Le utopie radicali sono finite, ma nessuno se ne accorge

Riflessioni dalla visita alla mostra «Utopie Radicali. Oltre l’architettura: Firenze 1966-1976» (alla Strozzina fino al 21 gennaio 2018)

 

FIRENZE. Dopo cinquantuno anni Firenze celebra la Superarchitettura o neo-avanguardia architettonica o architettura radicale o radical design, a seconda del curatore di mostre, simposi, libri che, di volta in volta, la chiama in modo diverso. Questa ennesima resurrezione radicale non viene ospitata nelle sale di Palazzo Strozzi, sede dove si celebrano mostre blockbuster, ritenendo che la Superarchitettura utopica, non potendo avere quell’audience degna di un Bill Viola, debba rimanere nella sua dependance ipogea, la Strozzina. Visto l’interesse generato dal tema nel tempo, sembra una preoccupazione inesistente. Tuttavia nelle nostre città, Firenze in testa, se da una parte c’è una rincorsa alla non sedimentazione della cultura ricorrendo ad artisti cult, dall’altra non si riesce a superare un periodo storico consolidato, sia esso il Rinascimento o gli antichi Greci, per vivere l’età contemporanea.
***
**IL PROBLEMA:** Riporta tale e quale il passo del brano sulle utopie radicali che comincia con le parole «Le utopie radicali» e si ferma dopo «21 gennaio 2018)».

**MATERIALE ESTRATTO:**
***
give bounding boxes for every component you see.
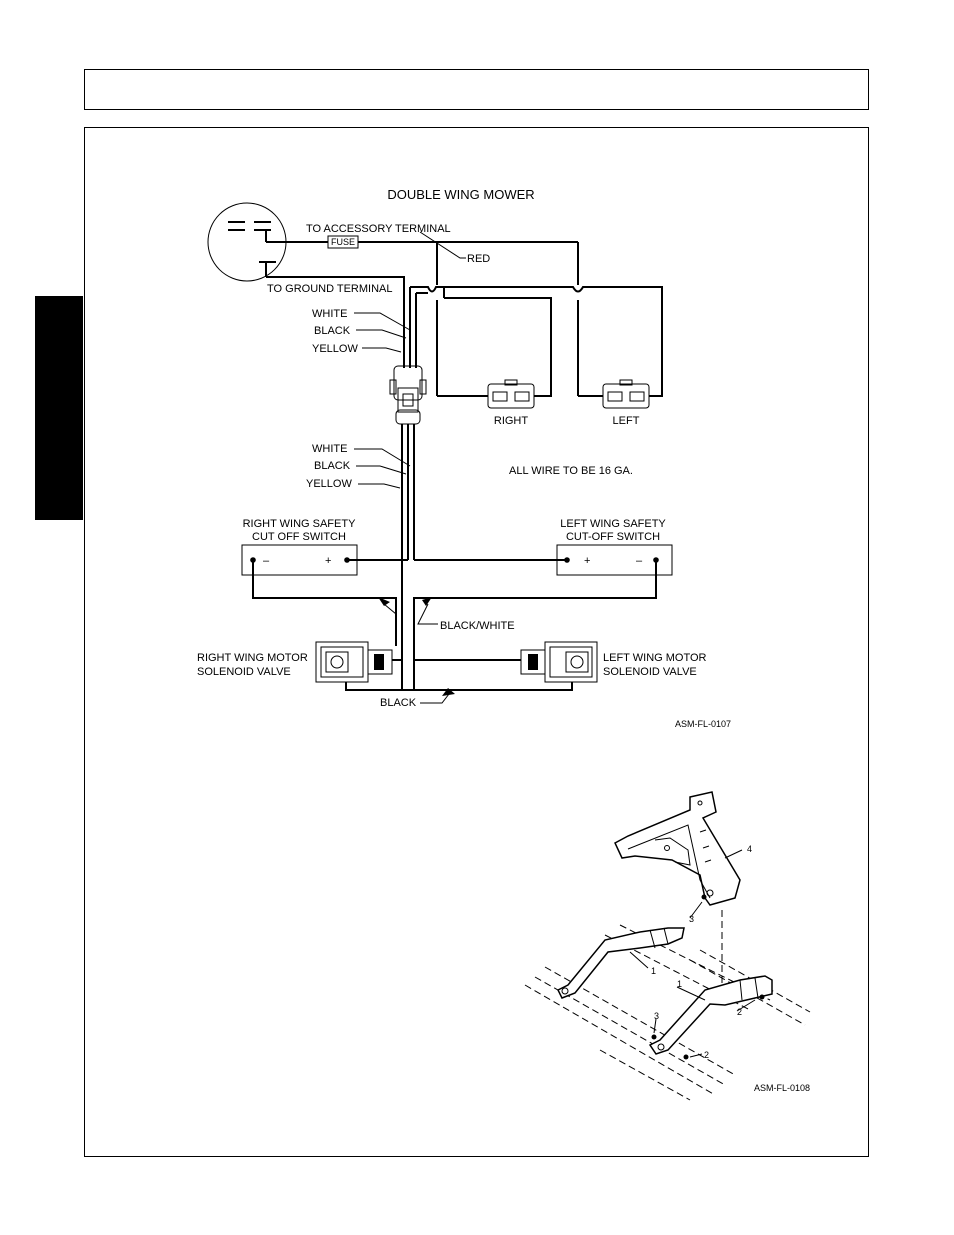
***
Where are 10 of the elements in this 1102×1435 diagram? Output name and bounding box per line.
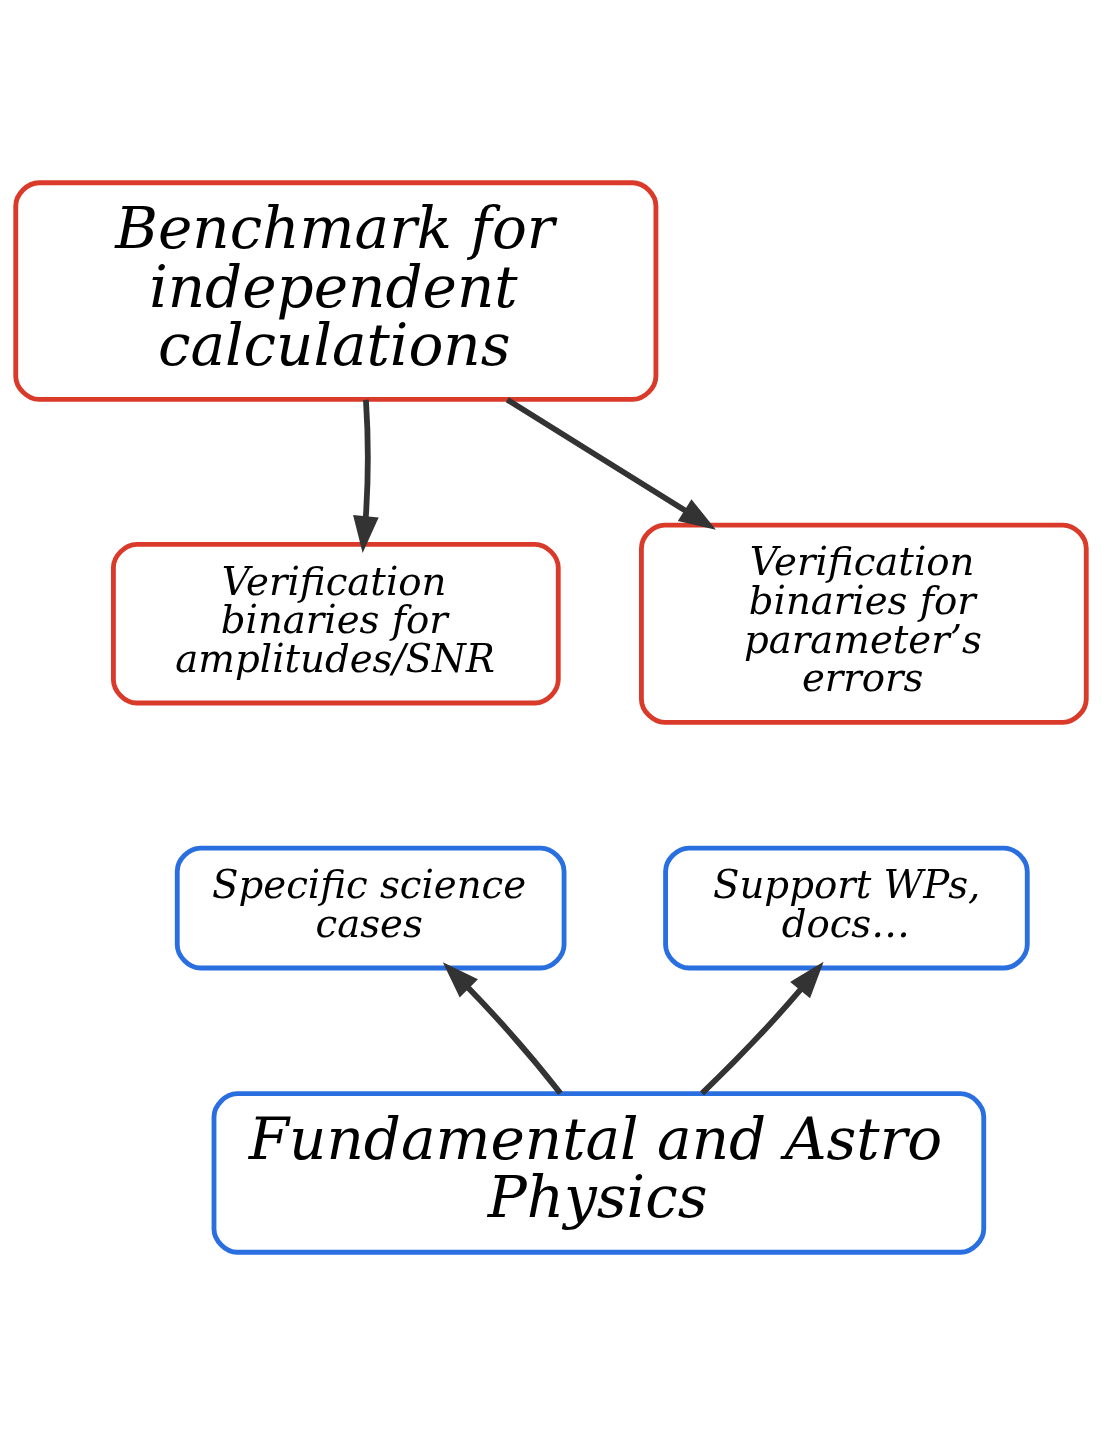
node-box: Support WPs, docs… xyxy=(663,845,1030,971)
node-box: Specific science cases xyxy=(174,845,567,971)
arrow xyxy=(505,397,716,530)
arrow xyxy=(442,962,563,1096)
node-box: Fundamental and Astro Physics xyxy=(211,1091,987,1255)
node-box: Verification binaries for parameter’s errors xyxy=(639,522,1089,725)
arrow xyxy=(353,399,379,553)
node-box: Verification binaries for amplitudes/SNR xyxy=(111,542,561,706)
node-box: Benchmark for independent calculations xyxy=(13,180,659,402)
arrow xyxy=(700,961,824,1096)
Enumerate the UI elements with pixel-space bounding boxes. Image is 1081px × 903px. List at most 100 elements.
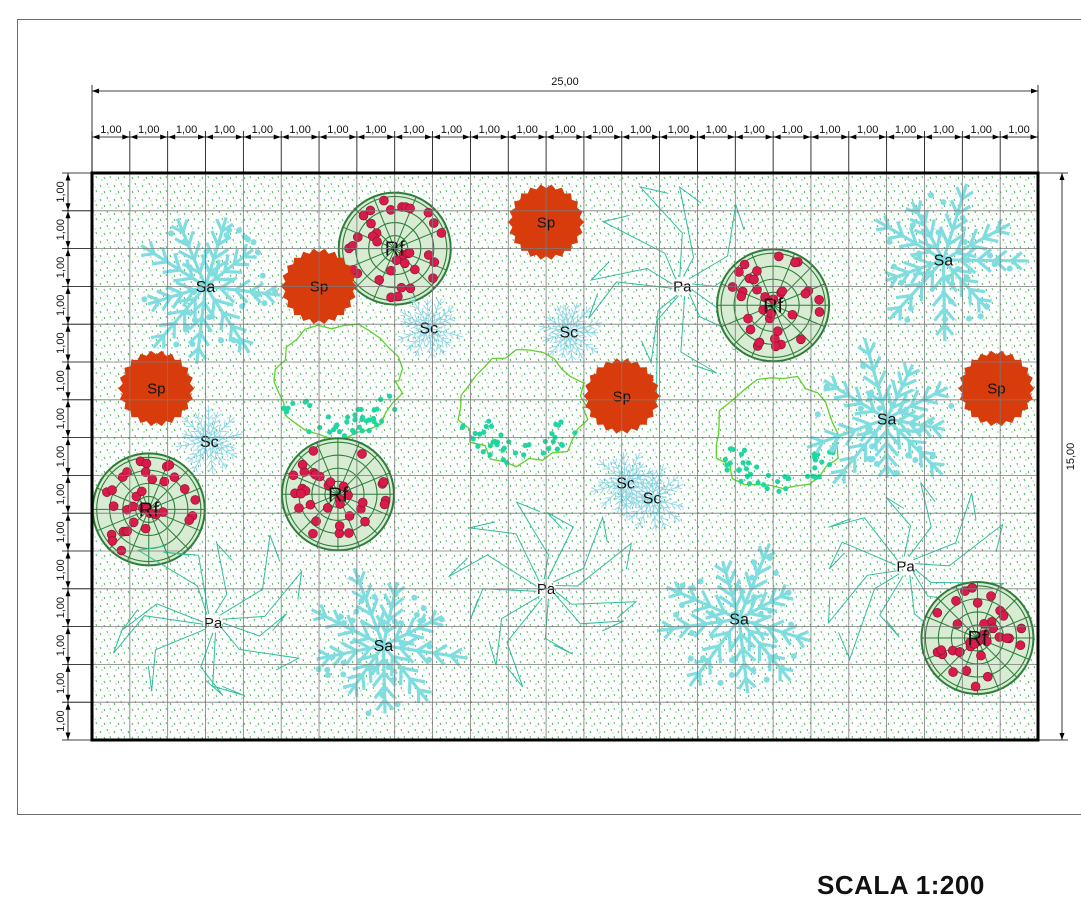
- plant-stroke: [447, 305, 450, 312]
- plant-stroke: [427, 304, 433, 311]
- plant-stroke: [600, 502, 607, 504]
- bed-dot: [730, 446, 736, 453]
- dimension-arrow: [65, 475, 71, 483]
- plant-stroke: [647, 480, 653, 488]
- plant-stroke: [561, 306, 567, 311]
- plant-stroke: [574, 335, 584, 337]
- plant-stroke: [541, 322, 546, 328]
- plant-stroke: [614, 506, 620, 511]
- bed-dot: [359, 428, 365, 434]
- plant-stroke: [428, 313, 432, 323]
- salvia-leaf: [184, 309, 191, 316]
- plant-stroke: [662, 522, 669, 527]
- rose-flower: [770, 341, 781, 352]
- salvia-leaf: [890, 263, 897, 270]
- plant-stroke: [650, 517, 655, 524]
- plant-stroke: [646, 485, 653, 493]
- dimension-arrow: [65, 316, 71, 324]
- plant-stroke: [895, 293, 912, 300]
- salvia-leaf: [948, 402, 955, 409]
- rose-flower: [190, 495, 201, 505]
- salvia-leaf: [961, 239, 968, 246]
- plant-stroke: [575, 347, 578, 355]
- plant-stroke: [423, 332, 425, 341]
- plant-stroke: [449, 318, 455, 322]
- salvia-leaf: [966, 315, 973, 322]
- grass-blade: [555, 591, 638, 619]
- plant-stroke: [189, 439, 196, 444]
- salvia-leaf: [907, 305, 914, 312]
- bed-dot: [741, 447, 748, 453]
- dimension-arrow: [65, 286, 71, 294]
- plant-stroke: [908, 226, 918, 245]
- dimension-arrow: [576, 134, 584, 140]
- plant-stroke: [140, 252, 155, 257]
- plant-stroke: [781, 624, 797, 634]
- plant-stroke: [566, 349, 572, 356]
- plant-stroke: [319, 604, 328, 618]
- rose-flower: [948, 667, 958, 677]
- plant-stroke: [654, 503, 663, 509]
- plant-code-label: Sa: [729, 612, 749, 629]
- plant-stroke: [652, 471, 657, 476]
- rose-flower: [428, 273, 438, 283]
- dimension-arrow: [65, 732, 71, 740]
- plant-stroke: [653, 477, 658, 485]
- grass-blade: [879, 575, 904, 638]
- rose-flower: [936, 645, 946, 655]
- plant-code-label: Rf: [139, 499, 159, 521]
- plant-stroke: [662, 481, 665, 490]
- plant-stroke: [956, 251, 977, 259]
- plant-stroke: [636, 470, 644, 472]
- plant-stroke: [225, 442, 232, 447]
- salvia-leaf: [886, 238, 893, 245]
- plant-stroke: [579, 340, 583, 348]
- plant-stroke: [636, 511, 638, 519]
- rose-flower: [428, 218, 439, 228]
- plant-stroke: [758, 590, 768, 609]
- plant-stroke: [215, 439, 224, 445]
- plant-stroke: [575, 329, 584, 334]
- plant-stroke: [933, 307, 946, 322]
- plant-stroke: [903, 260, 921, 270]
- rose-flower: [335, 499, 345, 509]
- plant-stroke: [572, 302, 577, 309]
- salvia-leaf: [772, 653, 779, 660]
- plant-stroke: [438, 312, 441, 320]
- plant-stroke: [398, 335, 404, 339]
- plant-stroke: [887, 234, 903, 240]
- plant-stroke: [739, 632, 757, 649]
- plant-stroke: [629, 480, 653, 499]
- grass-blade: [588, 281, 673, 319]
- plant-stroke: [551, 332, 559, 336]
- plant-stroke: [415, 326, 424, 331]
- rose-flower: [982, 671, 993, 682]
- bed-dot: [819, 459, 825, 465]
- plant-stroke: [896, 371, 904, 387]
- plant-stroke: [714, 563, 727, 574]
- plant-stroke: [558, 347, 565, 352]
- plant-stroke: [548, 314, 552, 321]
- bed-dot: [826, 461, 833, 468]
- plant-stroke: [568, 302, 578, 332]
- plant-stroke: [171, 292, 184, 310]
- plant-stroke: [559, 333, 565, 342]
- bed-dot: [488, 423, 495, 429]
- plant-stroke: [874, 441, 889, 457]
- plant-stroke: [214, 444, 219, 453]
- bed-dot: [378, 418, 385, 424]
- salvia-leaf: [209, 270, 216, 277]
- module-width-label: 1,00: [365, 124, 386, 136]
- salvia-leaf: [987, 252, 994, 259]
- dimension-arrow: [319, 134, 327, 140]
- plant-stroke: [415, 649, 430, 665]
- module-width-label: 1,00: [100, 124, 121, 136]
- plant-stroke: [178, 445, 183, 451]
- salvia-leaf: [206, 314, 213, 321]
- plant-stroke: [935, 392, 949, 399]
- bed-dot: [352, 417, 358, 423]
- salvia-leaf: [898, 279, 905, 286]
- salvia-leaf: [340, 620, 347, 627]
***
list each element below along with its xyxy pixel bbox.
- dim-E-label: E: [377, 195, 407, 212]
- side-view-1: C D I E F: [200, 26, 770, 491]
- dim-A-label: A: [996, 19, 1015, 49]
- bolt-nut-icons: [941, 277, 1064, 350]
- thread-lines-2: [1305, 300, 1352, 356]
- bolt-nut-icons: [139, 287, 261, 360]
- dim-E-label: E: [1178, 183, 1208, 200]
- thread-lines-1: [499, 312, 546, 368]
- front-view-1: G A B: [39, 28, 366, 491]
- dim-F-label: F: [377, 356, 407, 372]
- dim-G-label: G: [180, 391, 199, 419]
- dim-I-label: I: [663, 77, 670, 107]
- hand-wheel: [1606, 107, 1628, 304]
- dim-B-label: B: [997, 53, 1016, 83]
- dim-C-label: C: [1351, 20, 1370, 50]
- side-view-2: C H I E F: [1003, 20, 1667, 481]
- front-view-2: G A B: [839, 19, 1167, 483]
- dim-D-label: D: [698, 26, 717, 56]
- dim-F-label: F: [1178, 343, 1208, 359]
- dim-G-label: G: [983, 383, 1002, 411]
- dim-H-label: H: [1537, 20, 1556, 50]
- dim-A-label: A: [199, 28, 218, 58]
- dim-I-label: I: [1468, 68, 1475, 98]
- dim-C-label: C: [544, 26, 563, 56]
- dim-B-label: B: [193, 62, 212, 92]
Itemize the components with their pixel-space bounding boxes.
***
**SOLUZIONE DEL PROBLEMA:**
Le utopie radicali sono finite, ma nessuno se ne accorge

Riflessioni dalla visita alla mostra «Utopie Radicali. Oltre l’architettura: Firenze 1966-1976» (alla Strozzina fino al 21 gennaio 2018)